WHAT IS BEING ASKED:
Which lines hold the word "Windows"? Copy each of them.

begin

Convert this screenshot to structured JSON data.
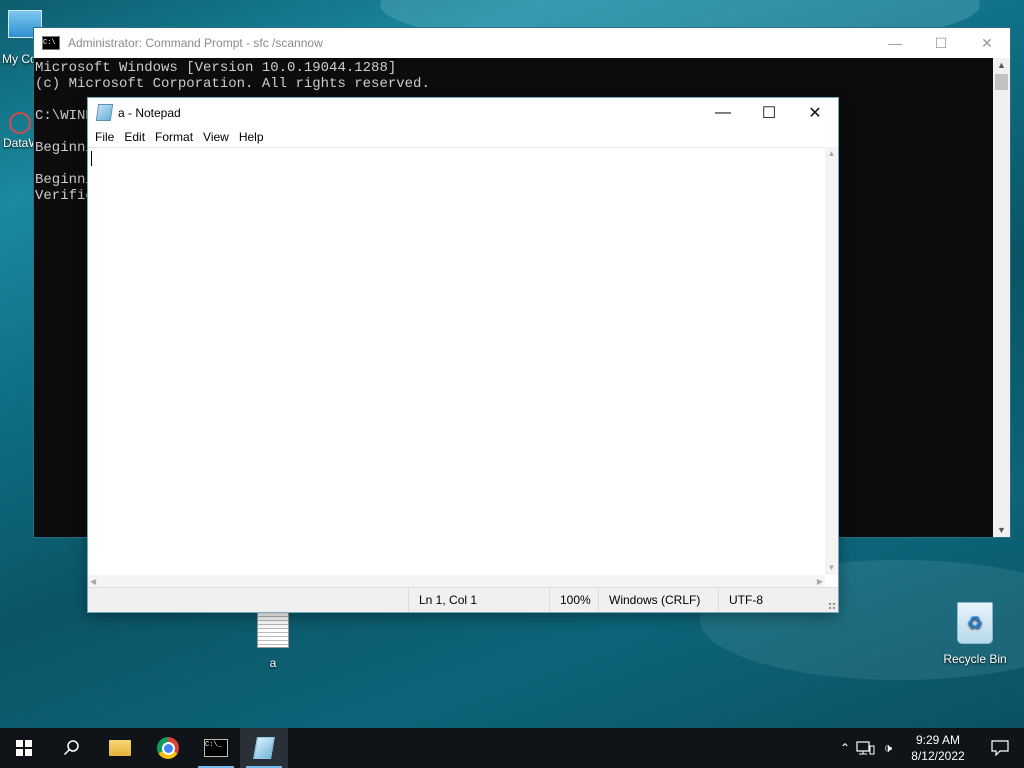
{
  "desktop": {
    "icons": [
      {
        "label": "My Co"
      },
      {
        "label": "DataW"
      },
      {
        "label": "a"
      },
      {
        "label": "Recycle Bin"
      }
    ]
  },
  "cmd": {
    "title": "Administrator: Command Prompt - sfc /scannow",
    "lines": [
      "Microsoft Windows [Version 10.0.19044.1288]",
      "(c) Microsoft Corporation. All rights reserved.",
      "",
      "C:\\WIND",
      "",
      "Beginni",
      "",
      "Beginni",
      "Verific"
    ]
  },
  "notepad": {
    "title": "a - Notepad",
    "menu": [
      "File",
      "Edit",
      "Format",
      "View",
      "Help"
    ],
    "content": "",
    "status": {
      "position": "Ln 1, Col 1",
      "zoom": "100%",
      "line_ending": "Windows (CRLF)",
      "encoding": "UTF-8"
    }
  },
  "taskbar": {
    "time": "9:29 AM",
    "date": "8/12/2022"
  }
}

end

THE RESULT:
      "Microsoft Windows [Version 10.0.19044.1288]",
      "line_ending": "Windows (CRLF)",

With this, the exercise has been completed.